* BEGIN Stored data *

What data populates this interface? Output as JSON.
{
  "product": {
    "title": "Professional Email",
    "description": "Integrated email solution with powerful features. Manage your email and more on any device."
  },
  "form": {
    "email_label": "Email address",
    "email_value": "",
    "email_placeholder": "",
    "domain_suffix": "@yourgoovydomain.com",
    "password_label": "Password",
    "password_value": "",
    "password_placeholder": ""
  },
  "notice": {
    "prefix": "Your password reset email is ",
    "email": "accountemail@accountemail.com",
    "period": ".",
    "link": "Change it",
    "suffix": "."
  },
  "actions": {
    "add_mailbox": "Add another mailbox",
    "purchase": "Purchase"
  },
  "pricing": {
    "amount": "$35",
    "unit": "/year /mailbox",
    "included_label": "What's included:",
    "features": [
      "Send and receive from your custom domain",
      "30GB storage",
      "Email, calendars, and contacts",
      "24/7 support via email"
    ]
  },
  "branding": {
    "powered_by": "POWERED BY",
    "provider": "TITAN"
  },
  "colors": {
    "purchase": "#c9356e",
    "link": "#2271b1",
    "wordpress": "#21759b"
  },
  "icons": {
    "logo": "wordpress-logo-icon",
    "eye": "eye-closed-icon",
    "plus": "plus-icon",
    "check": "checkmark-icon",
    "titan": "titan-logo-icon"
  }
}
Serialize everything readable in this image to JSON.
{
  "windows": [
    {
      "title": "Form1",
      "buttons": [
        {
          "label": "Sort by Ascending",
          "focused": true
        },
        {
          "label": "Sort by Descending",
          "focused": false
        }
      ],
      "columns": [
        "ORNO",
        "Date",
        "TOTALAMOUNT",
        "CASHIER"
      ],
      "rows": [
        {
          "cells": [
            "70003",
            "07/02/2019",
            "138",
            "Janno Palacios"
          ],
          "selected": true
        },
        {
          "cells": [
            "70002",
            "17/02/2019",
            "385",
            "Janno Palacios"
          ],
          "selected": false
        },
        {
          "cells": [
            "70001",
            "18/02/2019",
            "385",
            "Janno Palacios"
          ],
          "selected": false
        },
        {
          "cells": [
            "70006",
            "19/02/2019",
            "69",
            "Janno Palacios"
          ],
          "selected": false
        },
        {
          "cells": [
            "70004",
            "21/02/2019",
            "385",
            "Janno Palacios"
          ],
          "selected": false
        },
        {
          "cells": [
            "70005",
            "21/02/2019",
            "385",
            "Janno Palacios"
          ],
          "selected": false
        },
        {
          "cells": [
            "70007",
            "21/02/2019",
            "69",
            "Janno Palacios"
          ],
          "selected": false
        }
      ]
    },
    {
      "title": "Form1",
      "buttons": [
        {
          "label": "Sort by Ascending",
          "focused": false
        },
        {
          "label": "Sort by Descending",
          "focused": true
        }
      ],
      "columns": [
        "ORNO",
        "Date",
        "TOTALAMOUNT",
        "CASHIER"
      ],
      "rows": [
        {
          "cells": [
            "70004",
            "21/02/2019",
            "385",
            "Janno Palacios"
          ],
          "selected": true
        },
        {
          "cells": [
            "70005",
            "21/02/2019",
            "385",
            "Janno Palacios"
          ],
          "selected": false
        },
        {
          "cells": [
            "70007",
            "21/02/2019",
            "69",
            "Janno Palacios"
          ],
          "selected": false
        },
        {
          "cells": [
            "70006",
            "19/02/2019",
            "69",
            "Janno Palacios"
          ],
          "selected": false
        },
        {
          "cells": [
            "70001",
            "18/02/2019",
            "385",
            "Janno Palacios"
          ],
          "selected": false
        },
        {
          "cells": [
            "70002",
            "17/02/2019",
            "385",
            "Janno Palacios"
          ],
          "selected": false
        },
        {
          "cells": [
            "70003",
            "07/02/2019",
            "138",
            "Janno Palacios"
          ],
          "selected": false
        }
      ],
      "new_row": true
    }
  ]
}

* END Stored data *

§ **Aim of the exercise**
Gather each line of the listing that holds the string "mailbox".

§ **Written answer**
    "add_mailbox": "Add another mailbox",
    "unit": "/year /mailbox",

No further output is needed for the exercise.